YOUR TASK
Identify all lines in the data containing the string "الغلط". Copy them out.

[Saved data entries]
+++

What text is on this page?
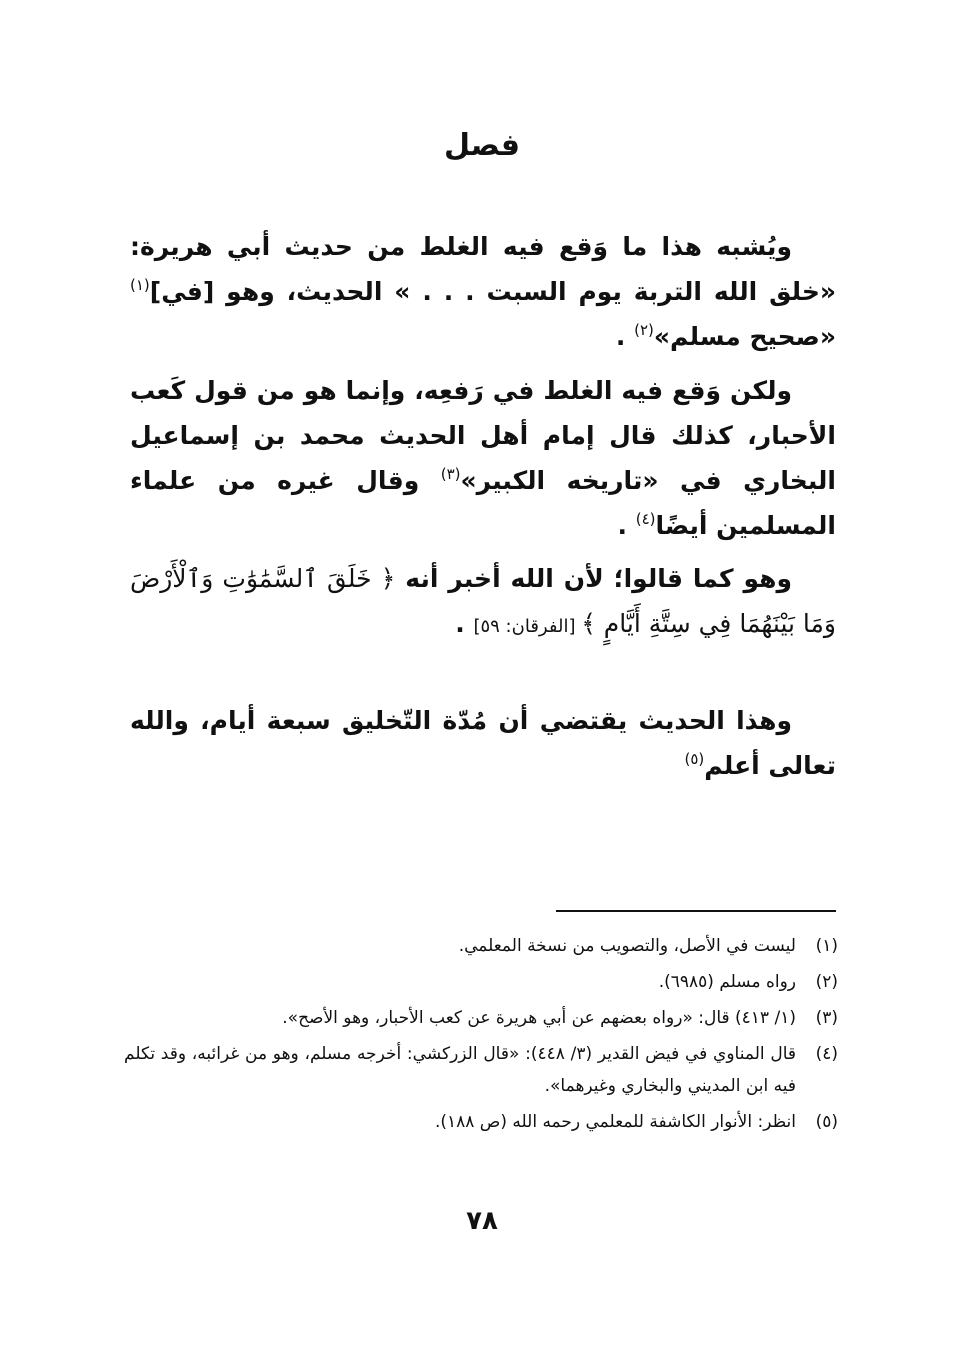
فصل
ويُشبه هذا ما وَقع فيه الغلط من حديث أبي هريرة: «خلق الله التربة يوم السبت . . . » الحديث، وهو [في]$^{(١)}$ «صحيح مسلم»$^{(٢)}$ .
ولكن وَقع فيه الغلط في رَفعِه، وإنما هو من قول كَعب الأحبار، كذلك قال إمام أهل الحديث محمد بن إسماعيل البخاري في «تاريخه الكبير»$^{(٣)}$ وقال غيره من علماء المسلمين أيضًا$^{(٤)}$ .
وهو كما قالوا؛ لأن الله أخبر أنه ﴿ خَلَقَ ٱلسَّمَٰوَٰتِ وَٱلْأَرْضَ وَمَا بَيْنَهُمَا فِي سِتَّةِ أَيَّامٍ ﴾ [الفرقان: ٥٩] .
وهذا الحديث يقتضي أن مُدّة التّخليق سبعة أيام، والله تعالى أعلم$^{(٥)}$
(١)
ليست في الأصل، والتصويب من نسخة المعلمي.
(٢)
رواه مسلم (٦٩٨٥).
(٣)
(١/ ٤١٣) قال: «رواه بعضهم عن أبي هريرة عن كعب الأحبار، وهو الأصح».
(٤)
قال المناوي في فيض القدير (٣/ ٤٤٨): «قال الزركشي: أخرجه مسلم، وهو من غرائبه، وقد تكلم فيه ابن المديني والبخاري وغيرهما».
(٥)
انظر: الأنوار الكاشفة للمعلمي رحمه الله (ص ١٨٨).
٧٨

+++

SOLVED PROBLEM
ويُشبه هذا ما وَقع فيه الغلط من حديث أبي هريرة: «خلق الله التربة يوم السبت . . . » الحديث، وهو [في]$^{(١)}$ «صحيح مسلم»$^{(٢)}$ .
ولكن وَقع فيه الغلط في رَفعِه، وإنما هو من قول كَعب الأحبار، كذلك قال إمام أهل الحديث محمد بن إسماعيل البخاري في «تاريخه الكبير»$^{(٣)}$ وقال غيره من علماء المسلمين أيضًا$^{(٤)}$ .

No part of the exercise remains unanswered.